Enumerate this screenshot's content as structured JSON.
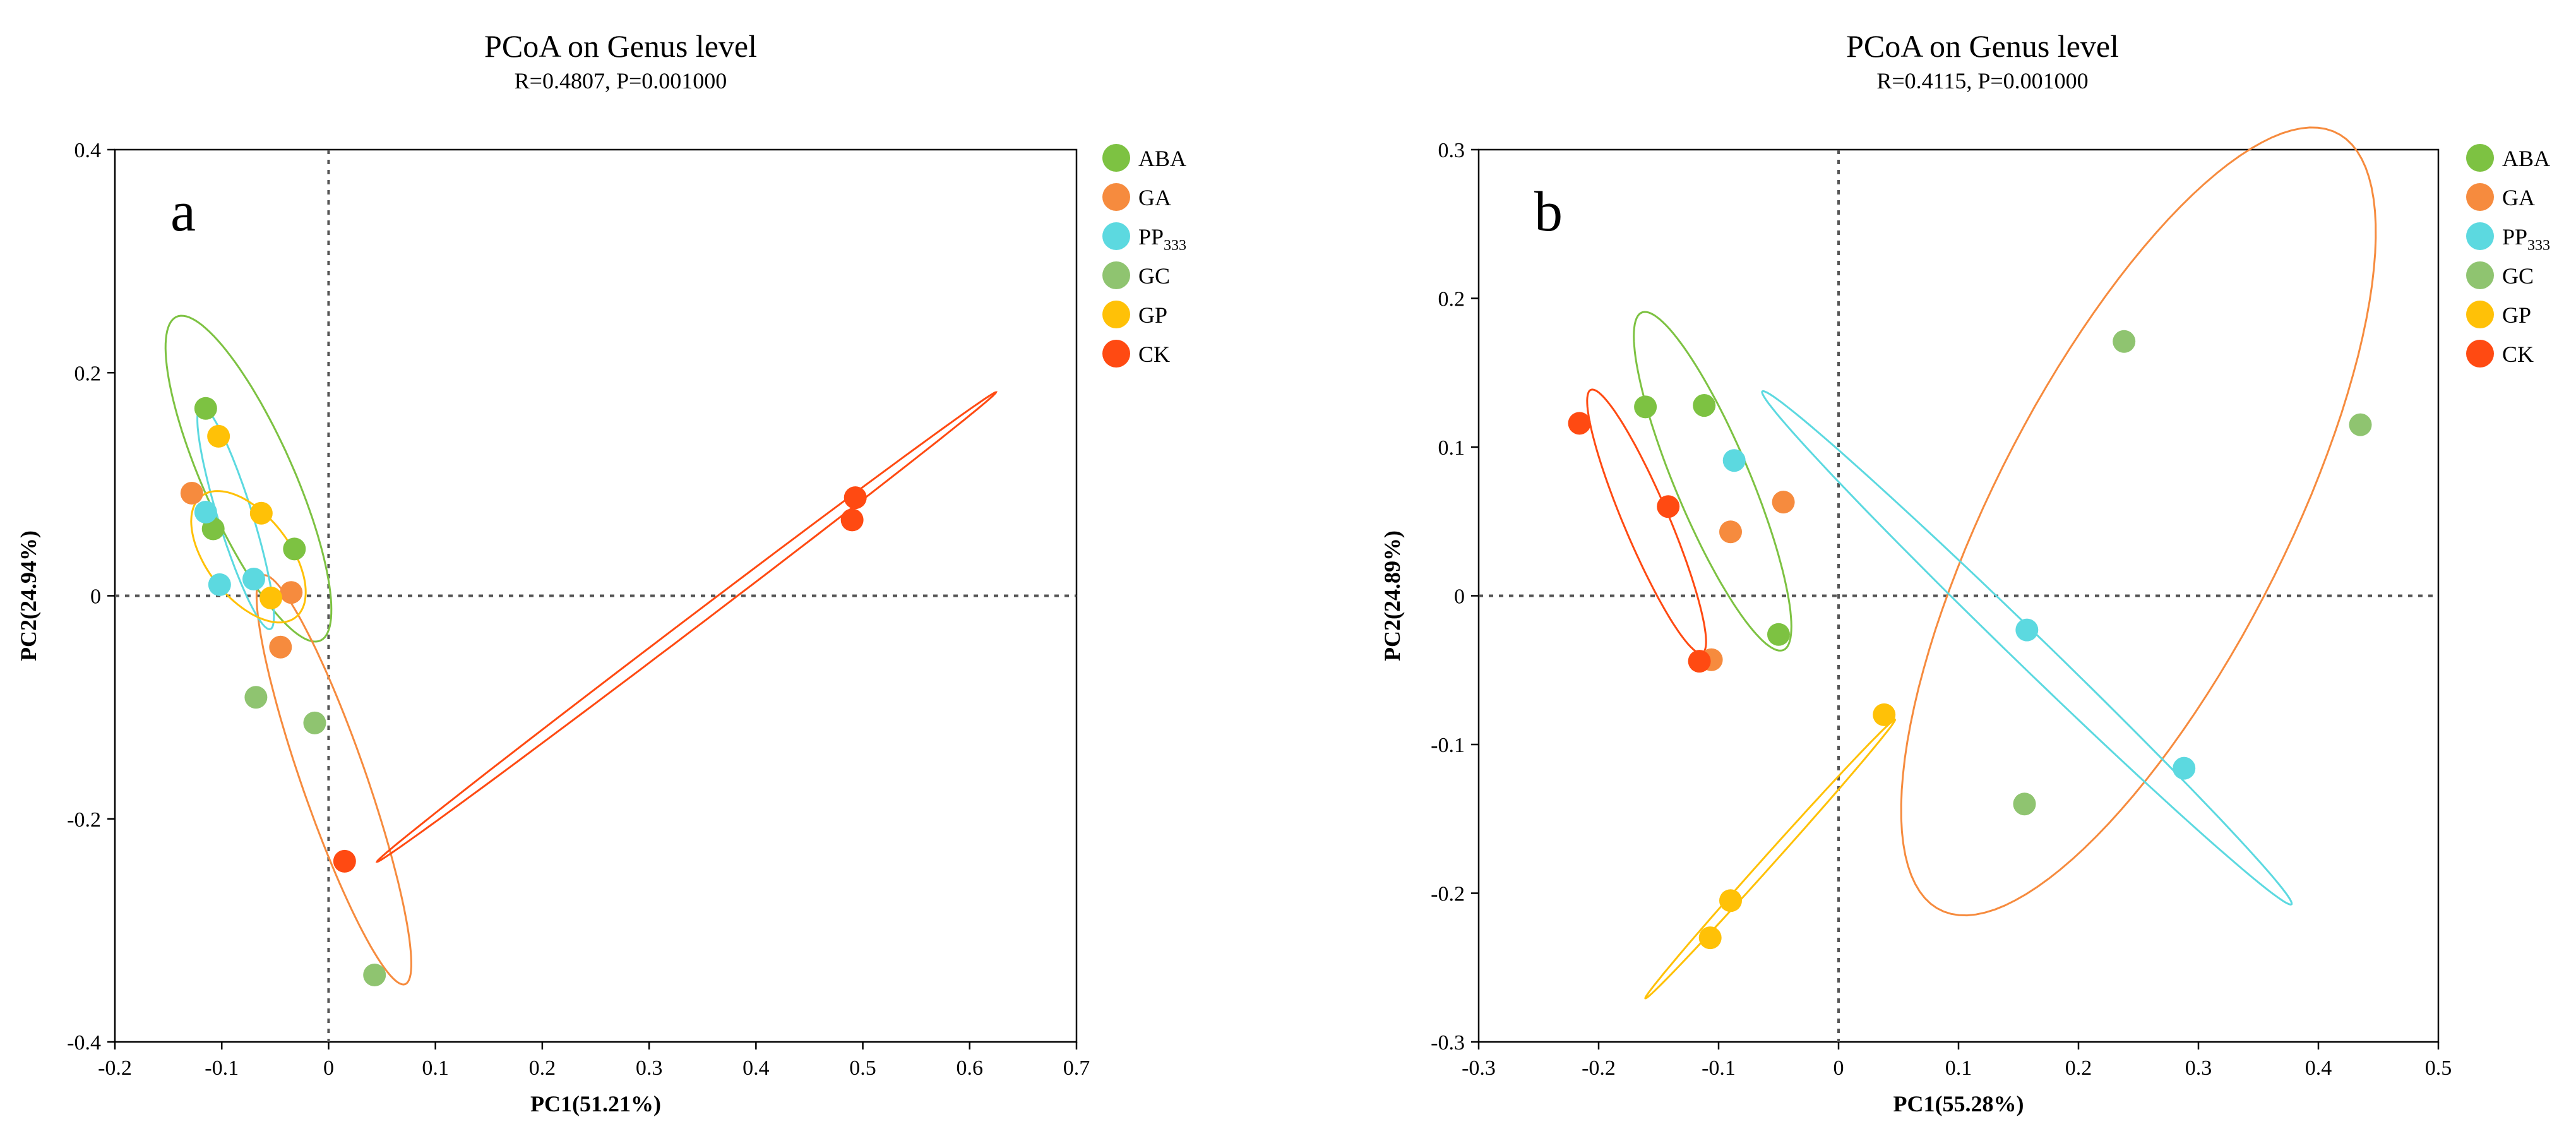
{
  "chart_data": [
    {
      "type": "scatter",
      "panel_label": "a",
      "title": "PCoA on Genus level",
      "subtitle": "R=0.4807, P=0.001000",
      "xlabel": "PC1(51.21%)",
      "ylabel": "PC2(24.94%)",
      "xlim": [
        -0.2,
        0.7
      ],
      "ylim": [
        -0.4,
        0.4
      ],
      "xticks": [
        -0.2,
        -0.1,
        0,
        0.1,
        0.2,
        0.3,
        0.4,
        0.5,
        0.6,
        0.7
      ],
      "xtick_labels": [
        "-0.2",
        "-0.1",
        "0",
        "0.1",
        "0.2",
        "0.3",
        "0.4",
        "0.5",
        "0.6",
        "0.7"
      ],
      "yticks": [
        -0.4,
        -0.2,
        0,
        0.2,
        0.4
      ],
      "ytick_labels": [
        "-0.4",
        "-0.2",
        "0",
        "0.2",
        "0.4"
      ],
      "legend_position": "right",
      "series": [
        {
          "name": "ABA",
          "color": "#7DC242",
          "points": [
            [
              -0.115,
              0.168
            ],
            [
              -0.108,
              0.06
            ],
            [
              -0.032,
              0.042
            ]
          ],
          "ellipse": {
            "cx": -0.075,
            "cy": 0.105,
            "a": 0.16,
            "b": 0.042,
            "angle": -65
          }
        },
        {
          "name": "GA",
          "color": "#F68B3E",
          "points": [
            [
              -0.128,
              0.092
            ],
            [
              -0.035,
              0.003
            ],
            [
              -0.045,
              -0.046
            ]
          ],
          "ellipse": {
            "cx": 0.005,
            "cy": -0.165,
            "a": 0.195,
            "b": 0.03,
            "angle": -70
          }
        },
        {
          "name": "PP",
          "name_sub": "333",
          "color": "#5CD9E0",
          "points": [
            [
              -0.115,
              0.075
            ],
            [
              -0.102,
              0.01
            ],
            [
              -0.07,
              0.015
            ]
          ],
          "ellipse": {
            "cx": -0.087,
            "cy": 0.07,
            "a": 0.105,
            "b": 0.016,
            "angle": -72
          }
        },
        {
          "name": "GC",
          "color": "#8FC470",
          "points": [
            [
              -0.068,
              -0.091
            ],
            [
              -0.013,
              -0.114
            ],
            [
              0.043,
              -0.34
            ]
          ],
          "ellipse": null
        },
        {
          "name": "GP",
          "color": "#FFC107",
          "points": [
            [
              -0.103,
              0.143
            ],
            [
              -0.063,
              0.074
            ],
            [
              -0.054,
              -0.002
            ]
          ],
          "ellipse": {
            "cx": -0.075,
            "cy": 0.035,
            "a": 0.07,
            "b": 0.038,
            "angle": -50
          }
        },
        {
          "name": "CK",
          "color": "#FF4A12",
          "points": [
            [
              0.015,
              -0.238
            ],
            [
              0.493,
              0.088
            ],
            [
              0.49,
              0.068
            ]
          ],
          "ellipse": {
            "cx": 0.335,
            "cy": -0.028,
            "a": 0.358,
            "b": 0.0055,
            "angle": 36
          }
        }
      ]
    },
    {
      "type": "scatter",
      "panel_label": "b",
      "title": "PCoA on Genus level",
      "subtitle": "R=0.4115, P=0.001000",
      "xlabel": "PC1(55.28%)",
      "ylabel": "PC2(24.89%)",
      "xlim": [
        -0.3,
        0.5
      ],
      "ylim": [
        -0.3,
        0.3
      ],
      "xticks": [
        -0.3,
        -0.2,
        -0.1,
        0,
        0.1,
        0.2,
        0.3,
        0.4,
        0.5
      ],
      "xtick_labels": [
        "-0.3",
        "-0.2",
        "-0.1",
        "0",
        "0.1",
        "0.2",
        "0.3",
        "0.4",
        "0.5"
      ],
      "yticks": [
        -0.3,
        -0.2,
        -0.1,
        0,
        0.1,
        0.2,
        0.3
      ],
      "ytick_labels": [
        "-0.3",
        "-0.2",
        "-0.1",
        "0",
        "0.1",
        "0.2",
        "0.3"
      ],
      "legend_position": "right",
      "series": [
        {
          "name": "ABA",
          "color": "#7DC242",
          "points": [
            [
              -0.161,
              0.127
            ],
            [
              -0.112,
              0.128
            ],
            [
              -0.05,
              -0.026
            ]
          ],
          "ellipse": {
            "cx": -0.105,
            "cy": 0.077,
            "a": 0.128,
            "b": 0.03,
            "angle": -62
          }
        },
        {
          "name": "GA",
          "color": "#F68B3E",
          "points": [
            [
              -0.09,
              0.043
            ],
            [
              -0.046,
              0.063
            ],
            [
              -0.106,
              -0.043
            ]
          ],
          "ellipse": {
            "cx": 0.25,
            "cy": 0.05,
            "a": 0.31,
            "b": 0.115,
            "angle": 56
          }
        },
        {
          "name": "PP",
          "name_sub": "333",
          "color": "#5CD9E0",
          "points": [
            [
              -0.087,
              0.091
            ],
            [
              0.157,
              -0.023
            ],
            [
              0.288,
              -0.116
            ]
          ],
          "ellipse": {
            "cx": 0.157,
            "cy": -0.035,
            "a": 0.28,
            "b": 0.012,
            "angle": -38
          }
        },
        {
          "name": "GC",
          "color": "#8FC470",
          "points": [
            [
              0.238,
              0.171
            ],
            [
              0.435,
              0.115
            ],
            [
              0.155,
              -0.14
            ]
          ],
          "ellipse": null
        },
        {
          "name": "GP",
          "color": "#FFC107",
          "points": [
            [
              0.038,
              -0.08
            ],
            [
              -0.09,
              -0.205
            ],
            [
              -0.107,
              -0.23
            ]
          ],
          "ellipse": {
            "cx": -0.057,
            "cy": -0.177,
            "a": 0.14,
            "b": 0.004,
            "angle": 42
          }
        },
        {
          "name": "CK",
          "color": "#FF4A12",
          "points": [
            [
              -0.216,
              0.116
            ],
            [
              -0.142,
              0.06
            ],
            [
              -0.116,
              -0.044
            ]
          ],
          "ellipse": {
            "cx": -0.16,
            "cy": 0.05,
            "a": 0.1,
            "b": 0.018,
            "angle": -62
          }
        }
      ]
    }
  ]
}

------

### What to work on
Quote the records in full and exactly; skip any image.

### Response to this exercise
Enumerate this screenshot's content as structured JSON.
{
  "chart_data": [
    {
      "type": "scatter",
      "panel_label": "a",
      "title": "PCoA on Genus level",
      "subtitle": "R=0.4807, P=0.001000",
      "xlabel": "PC1(51.21%)",
      "ylabel": "PC2(24.94%)",
      "xlim": [
        -0.2,
        0.7
      ],
      "ylim": [
        -0.4,
        0.4
      ],
      "xticks": [
        -0.2,
        -0.1,
        0,
        0.1,
        0.2,
        0.3,
        0.4,
        0.5,
        0.6,
        0.7
      ],
      "xtick_labels": [
        "-0.2",
        "-0.1",
        "0",
        "0.1",
        "0.2",
        "0.3",
        "0.4",
        "0.5",
        "0.6",
        "0.7"
      ],
      "yticks": [
        -0.4,
        -0.2,
        0,
        0.2,
        0.4
      ],
      "ytick_labels": [
        "-0.4",
        "-0.2",
        "0",
        "0.2",
        "0.4"
      ],
      "legend_position": "right",
      "series": [
        {
          "name": "ABA",
          "color": "#7DC242",
          "points": [
            [
              -0.115,
              0.168
            ],
            [
              -0.108,
              0.06
            ],
            [
              -0.032,
              0.042
            ]
          ],
          "ellipse": {
            "cx": -0.075,
            "cy": 0.105,
            "a": 0.16,
            "b": 0.042,
            "angle": -65
          }
        },
        {
          "name": "GA",
          "color": "#F68B3E",
          "points": [
            [
              -0.128,
              0.092
            ],
            [
              -0.035,
              0.003
            ],
            [
              -0.045,
              -0.046
            ]
          ],
          "ellipse": {
            "cx": 0.005,
            "cy": -0.165,
            "a": 0.195,
            "b": 0.03,
            "angle": -70
          }
        },
        {
          "name": "PP",
          "name_sub": "333",
          "color": "#5CD9E0",
          "points": [
            [
              -0.115,
              0.075
            ],
            [
              -0.102,
              0.01
            ],
            [
              -0.07,
              0.015
            ]
          ],
          "ellipse": {
            "cx": -0.087,
            "cy": 0.07,
            "a": 0.105,
            "b": 0.016,
            "angle": -72
          }
        },
        {
          "name": "GC",
          "color": "#8FC470",
          "points": [
            [
              -0.068,
              -0.091
            ],
            [
              -0.013,
              -0.114
            ],
            [
              0.043,
              -0.34
            ]
          ],
          "ellipse": null
        },
        {
          "name": "GP",
          "color": "#FFC107",
          "points": [
            [
              -0.103,
              0.143
            ],
            [
              -0.063,
              0.074
            ],
            [
              -0.054,
              -0.002
            ]
          ],
          "ellipse": {
            "cx": -0.075,
            "cy": 0.035,
            "a": 0.07,
            "b": 0.038,
            "angle": -50
          }
        },
        {
          "name": "CK",
          "color": "#FF4A12",
          "points": [
            [
              0.015,
              -0.238
            ],
            [
              0.493,
              0.088
            ],
            [
              0.49,
              0.068
            ]
          ],
          "ellipse": {
            "cx": 0.335,
            "cy": -0.028,
            "a": 0.358,
            "b": 0.0055,
            "angle": 36
          }
        }
      ]
    },
    {
      "type": "scatter",
      "panel_label": "b",
      "title": "PCoA on Genus level",
      "subtitle": "R=0.4115, P=0.001000",
      "xlabel": "PC1(55.28%)",
      "ylabel": "PC2(24.89%)",
      "xlim": [
        -0.3,
        0.5
      ],
      "ylim": [
        -0.3,
        0.3
      ],
      "xticks": [
        -0.3,
        -0.2,
        -0.1,
        0,
        0.1,
        0.2,
        0.3,
        0.4,
        0.5
      ],
      "xtick_labels": [
        "-0.3",
        "-0.2",
        "-0.1",
        "0",
        "0.1",
        "0.2",
        "0.3",
        "0.4",
        "0.5"
      ],
      "yticks": [
        -0.3,
        -0.2,
        -0.1,
        0,
        0.1,
        0.2,
        0.3
      ],
      "ytick_labels": [
        "-0.3",
        "-0.2",
        "-0.1",
        "0",
        "0.1",
        "0.2",
        "0.3"
      ],
      "legend_position": "right",
      "series": [
        {
          "name": "ABA",
          "color": "#7DC242",
          "points": [
            [
              -0.161,
              0.127
            ],
            [
              -0.112,
              0.128
            ],
            [
              -0.05,
              -0.026
            ]
          ],
          "ellipse": {
            "cx": -0.105,
            "cy": 0.077,
            "a": 0.128,
            "b": 0.03,
            "angle": -62
          }
        },
        {
          "name": "GA",
          "color": "#F68B3E",
          "points": [
            [
              -0.09,
              0.043
            ],
            [
              -0.046,
              0.063
            ],
            [
              -0.106,
              -0.043
            ]
          ],
          "ellipse": {
            "cx": 0.25,
            "cy": 0.05,
            "a": 0.31,
            "b": 0.115,
            "angle": 56
          }
        },
        {
          "name": "PP",
          "name_sub": "333",
          "color": "#5CD9E0",
          "points": [
            [
              -0.087,
              0.091
            ],
            [
              0.157,
              -0.023
            ],
            [
              0.288,
              -0.116
            ]
          ],
          "ellipse": {
            "cx": 0.157,
            "cy": -0.035,
            "a": 0.28,
            "b": 0.012,
            "angle": -38
          }
        },
        {
          "name": "GC",
          "color": "#8FC470",
          "points": [
            [
              0.238,
              0.171
            ],
            [
              0.435,
              0.115
            ],
            [
              0.155,
              -0.14
            ]
          ],
          "ellipse": null
        },
        {
          "name": "GP",
          "color": "#FFC107",
          "points": [
            [
              0.038,
              -0.08
            ],
            [
              -0.09,
              -0.205
            ],
            [
              -0.107,
              -0.23
            ]
          ],
          "ellipse": {
            "cx": -0.057,
            "cy": -0.177,
            "a": 0.14,
            "b": 0.004,
            "angle": 42
          }
        },
        {
          "name": "CK",
          "color": "#FF4A12",
          "points": [
            [
              -0.216,
              0.116
            ],
            [
              -0.142,
              0.06
            ],
            [
              -0.116,
              -0.044
            ]
          ],
          "ellipse": {
            "cx": -0.16,
            "cy": 0.05,
            "a": 0.1,
            "b": 0.018,
            "angle": -62
          }
        }
      ]
    }
  ]
}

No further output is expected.